-- Start of Input rows --

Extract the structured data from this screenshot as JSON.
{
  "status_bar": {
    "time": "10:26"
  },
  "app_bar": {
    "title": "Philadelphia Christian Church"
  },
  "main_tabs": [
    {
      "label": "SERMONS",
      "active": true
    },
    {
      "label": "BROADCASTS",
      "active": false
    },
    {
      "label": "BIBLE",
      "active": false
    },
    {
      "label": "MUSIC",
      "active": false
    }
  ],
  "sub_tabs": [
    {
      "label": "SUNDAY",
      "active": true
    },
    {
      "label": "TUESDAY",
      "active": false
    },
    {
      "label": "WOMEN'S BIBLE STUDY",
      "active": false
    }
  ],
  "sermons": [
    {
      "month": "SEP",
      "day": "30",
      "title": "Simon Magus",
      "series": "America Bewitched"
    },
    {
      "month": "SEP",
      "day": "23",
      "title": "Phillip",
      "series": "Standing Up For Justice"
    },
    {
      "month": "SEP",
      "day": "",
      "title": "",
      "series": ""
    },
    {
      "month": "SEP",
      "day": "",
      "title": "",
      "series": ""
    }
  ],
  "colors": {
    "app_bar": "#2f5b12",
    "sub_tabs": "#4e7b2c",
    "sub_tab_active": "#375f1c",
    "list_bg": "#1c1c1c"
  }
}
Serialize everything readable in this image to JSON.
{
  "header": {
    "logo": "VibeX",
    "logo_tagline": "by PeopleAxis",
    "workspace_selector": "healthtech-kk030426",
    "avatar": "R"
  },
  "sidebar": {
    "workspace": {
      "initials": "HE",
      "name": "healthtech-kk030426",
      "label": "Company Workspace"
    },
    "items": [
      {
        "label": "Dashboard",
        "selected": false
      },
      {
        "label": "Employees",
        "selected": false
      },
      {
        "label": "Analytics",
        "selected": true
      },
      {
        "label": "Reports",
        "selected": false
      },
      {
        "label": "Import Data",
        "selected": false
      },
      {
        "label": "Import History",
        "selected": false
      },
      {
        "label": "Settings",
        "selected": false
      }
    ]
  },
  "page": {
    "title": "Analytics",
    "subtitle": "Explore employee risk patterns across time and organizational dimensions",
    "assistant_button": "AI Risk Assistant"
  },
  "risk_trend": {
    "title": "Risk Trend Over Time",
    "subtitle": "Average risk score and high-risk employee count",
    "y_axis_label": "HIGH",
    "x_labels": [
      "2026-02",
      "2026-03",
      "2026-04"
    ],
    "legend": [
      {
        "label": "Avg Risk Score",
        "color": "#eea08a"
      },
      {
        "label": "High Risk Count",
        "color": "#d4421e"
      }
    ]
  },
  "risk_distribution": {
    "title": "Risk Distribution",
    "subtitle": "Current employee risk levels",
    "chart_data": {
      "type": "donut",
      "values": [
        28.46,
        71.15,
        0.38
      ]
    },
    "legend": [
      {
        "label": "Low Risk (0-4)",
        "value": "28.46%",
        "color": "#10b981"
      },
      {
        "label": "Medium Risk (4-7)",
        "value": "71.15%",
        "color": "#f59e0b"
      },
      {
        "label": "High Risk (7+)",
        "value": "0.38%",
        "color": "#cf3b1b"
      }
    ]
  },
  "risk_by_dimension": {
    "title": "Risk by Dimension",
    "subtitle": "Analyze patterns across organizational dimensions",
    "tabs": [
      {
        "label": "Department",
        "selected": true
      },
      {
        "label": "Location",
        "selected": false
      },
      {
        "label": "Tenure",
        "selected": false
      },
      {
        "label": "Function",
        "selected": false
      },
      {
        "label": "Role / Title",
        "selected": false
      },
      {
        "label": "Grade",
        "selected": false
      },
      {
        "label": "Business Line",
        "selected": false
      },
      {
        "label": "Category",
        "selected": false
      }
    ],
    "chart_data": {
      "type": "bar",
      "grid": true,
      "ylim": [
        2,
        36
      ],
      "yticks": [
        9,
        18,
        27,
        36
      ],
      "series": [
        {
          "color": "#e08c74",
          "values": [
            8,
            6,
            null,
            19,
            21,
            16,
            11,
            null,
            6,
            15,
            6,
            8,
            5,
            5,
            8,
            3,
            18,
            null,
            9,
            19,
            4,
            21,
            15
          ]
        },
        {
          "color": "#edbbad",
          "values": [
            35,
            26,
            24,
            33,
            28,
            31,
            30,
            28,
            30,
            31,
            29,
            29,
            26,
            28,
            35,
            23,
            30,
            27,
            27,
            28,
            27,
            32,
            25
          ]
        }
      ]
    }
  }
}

-- End of Input rows --

■ Requirement
Determine how many lines in the records contain "organizational", and reply with the number only.

■ Written reply
2